On Wed, Feb 25, 2009 at 7:47 PM, Martin Wierschin <mar...@nisus.com> wrote:
> Hello everyone,
>
> Forgive me if this has already been answered, but my searches through the
> archive didn't turn up anything.
>
> The situation is that I need to allow users to rename files within my
> application. The name of the file is displayed in an NSTableView, and the
> delegate method "tableView:setObjectValue:etc" triggers the underlying file
> to be renamed.
>
> A problem arises when a file contains special/reserved characters, eg: the
> dreaded backslash/colon. There's the handy -[NSFileManager
> displayNameAtPath:] which seems to convert colons in paths to backslashes
> for display, but no inverse. How am I to convert whatever name the user has
> entered to a form suitable for use with "stringByAppendingPathComponent:"?
>
> Likewise, what about validation? I don't believe a user can use a colon ":"
> on an HFS file system (at least my Finder doesn't allow it). I would expect
> a method on NSFileManager like "pathNameForDisplayName:" that returns nil if
> the name is illegal on the underlying file system. I hate to hardcode any of
> these characters.

There are only two characters which absolutely must be avoided in any pathname.

The first is the slash (/). Note, NOT a backslash (\), that one is
fine. Slash is the path separator and thus can't exist in a filename.

The second is the NUL character, which is unichar 0. Rarely a problem,
but it will confuse the API if you have it in your strings.

That's it. Everything else works.

## Given records

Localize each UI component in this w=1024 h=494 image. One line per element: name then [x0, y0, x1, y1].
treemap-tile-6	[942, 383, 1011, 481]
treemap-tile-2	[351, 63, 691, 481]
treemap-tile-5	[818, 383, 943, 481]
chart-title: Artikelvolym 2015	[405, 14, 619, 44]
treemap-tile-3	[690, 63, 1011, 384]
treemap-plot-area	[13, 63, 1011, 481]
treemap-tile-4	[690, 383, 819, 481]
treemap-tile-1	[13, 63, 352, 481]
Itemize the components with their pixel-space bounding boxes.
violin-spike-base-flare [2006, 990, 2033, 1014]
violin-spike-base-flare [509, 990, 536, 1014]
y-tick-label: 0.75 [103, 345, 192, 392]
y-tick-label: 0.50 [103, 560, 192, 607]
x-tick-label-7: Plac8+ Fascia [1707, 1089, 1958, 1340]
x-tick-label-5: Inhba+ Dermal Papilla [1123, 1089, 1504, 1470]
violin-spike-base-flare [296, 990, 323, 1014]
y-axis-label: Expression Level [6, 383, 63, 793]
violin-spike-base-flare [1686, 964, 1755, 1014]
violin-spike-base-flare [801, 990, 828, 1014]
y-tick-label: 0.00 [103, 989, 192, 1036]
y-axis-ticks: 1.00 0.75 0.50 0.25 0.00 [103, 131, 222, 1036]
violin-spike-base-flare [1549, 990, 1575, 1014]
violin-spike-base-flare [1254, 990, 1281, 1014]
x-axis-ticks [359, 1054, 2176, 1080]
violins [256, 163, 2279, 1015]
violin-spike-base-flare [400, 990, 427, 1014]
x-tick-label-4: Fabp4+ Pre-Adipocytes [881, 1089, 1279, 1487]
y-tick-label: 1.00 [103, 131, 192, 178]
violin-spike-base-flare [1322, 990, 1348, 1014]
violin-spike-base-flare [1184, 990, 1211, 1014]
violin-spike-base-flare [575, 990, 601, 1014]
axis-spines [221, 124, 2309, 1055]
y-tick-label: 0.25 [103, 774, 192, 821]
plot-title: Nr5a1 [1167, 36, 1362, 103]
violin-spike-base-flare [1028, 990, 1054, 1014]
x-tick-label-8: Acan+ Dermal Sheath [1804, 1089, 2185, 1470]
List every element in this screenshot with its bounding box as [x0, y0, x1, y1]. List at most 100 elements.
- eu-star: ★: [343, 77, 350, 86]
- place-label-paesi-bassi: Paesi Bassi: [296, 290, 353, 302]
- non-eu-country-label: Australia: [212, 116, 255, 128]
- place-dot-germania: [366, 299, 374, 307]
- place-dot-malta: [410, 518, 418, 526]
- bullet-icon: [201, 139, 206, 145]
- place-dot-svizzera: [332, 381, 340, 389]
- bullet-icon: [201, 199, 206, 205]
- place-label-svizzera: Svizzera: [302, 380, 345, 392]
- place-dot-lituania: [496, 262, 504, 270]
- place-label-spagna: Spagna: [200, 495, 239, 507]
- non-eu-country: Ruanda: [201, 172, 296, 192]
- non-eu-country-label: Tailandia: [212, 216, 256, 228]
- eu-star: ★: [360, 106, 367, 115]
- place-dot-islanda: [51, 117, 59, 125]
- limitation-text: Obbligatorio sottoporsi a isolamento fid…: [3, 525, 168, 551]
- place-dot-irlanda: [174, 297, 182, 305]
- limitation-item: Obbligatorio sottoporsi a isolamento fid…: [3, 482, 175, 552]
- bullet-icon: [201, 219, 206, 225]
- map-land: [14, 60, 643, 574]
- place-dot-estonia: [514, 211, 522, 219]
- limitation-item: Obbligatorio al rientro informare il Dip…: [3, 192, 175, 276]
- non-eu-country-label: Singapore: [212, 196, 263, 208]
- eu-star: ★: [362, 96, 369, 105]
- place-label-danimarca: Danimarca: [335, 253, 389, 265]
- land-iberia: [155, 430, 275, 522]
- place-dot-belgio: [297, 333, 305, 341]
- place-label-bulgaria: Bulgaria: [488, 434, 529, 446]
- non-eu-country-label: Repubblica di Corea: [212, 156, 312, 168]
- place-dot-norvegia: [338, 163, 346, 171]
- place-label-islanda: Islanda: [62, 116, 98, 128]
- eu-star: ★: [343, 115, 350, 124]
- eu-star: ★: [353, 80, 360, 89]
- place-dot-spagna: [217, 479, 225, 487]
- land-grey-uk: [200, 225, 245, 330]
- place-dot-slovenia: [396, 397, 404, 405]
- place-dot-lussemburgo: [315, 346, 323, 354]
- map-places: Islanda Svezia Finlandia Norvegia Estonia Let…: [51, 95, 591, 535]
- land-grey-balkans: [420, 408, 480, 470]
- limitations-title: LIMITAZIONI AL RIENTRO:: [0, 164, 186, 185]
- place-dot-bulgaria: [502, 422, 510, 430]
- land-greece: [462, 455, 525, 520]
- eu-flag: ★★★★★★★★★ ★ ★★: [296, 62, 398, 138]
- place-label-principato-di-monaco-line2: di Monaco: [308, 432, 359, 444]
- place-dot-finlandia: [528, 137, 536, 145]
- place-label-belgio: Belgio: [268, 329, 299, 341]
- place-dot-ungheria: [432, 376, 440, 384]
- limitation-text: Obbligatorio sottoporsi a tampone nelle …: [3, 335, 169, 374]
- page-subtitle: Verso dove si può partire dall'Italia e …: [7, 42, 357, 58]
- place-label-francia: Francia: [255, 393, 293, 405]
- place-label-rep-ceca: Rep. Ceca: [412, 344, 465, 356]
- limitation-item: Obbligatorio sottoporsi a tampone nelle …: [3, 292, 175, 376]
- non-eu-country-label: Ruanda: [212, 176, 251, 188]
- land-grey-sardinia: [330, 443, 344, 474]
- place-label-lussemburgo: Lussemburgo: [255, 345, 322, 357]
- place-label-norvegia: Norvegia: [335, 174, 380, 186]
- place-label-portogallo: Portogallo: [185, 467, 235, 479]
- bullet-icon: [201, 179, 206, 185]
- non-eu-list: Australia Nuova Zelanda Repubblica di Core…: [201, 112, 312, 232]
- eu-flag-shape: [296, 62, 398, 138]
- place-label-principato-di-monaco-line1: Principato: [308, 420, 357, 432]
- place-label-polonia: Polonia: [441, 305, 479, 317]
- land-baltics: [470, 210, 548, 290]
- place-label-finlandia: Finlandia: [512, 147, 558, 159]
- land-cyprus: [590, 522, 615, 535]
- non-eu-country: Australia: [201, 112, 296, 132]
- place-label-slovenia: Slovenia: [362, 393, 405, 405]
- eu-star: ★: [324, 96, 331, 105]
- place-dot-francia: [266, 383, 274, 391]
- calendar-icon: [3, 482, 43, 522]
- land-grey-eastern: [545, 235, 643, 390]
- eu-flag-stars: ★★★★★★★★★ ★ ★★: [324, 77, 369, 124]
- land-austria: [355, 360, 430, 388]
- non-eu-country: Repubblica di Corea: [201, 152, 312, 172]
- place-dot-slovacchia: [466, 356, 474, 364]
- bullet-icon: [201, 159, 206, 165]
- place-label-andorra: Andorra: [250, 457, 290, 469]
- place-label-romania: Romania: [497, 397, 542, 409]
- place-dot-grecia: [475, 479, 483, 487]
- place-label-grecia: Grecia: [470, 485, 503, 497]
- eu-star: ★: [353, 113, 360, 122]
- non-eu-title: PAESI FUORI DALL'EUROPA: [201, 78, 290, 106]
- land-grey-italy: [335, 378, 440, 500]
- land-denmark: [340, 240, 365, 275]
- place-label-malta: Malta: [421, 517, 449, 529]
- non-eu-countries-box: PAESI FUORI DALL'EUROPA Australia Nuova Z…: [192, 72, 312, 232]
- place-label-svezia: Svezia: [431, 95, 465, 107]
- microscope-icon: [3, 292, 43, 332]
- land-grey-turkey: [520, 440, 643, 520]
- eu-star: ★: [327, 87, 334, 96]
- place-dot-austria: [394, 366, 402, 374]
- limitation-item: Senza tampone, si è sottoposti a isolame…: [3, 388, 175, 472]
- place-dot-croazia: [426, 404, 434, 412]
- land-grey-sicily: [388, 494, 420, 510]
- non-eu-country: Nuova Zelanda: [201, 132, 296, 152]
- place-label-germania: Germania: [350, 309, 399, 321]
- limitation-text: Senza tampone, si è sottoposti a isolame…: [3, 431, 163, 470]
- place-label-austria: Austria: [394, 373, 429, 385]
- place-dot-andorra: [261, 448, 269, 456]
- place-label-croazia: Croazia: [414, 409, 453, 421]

## Your task
Answer these questions about the message on renaming files, numbering each answer to match its question.
1. Which NSFileManager method does the original poster say converts colons in paths to backslashes for display?
2. In what kind of view is the file name displayed in the poster's application?
3. According to the reply, which two characters must be avoided in any pathname?

## Written response
1. -[NSFileManager displayNameAtPath:]
2. An NSTableView.
3. The slash (/) and the NUL character (unichar 0).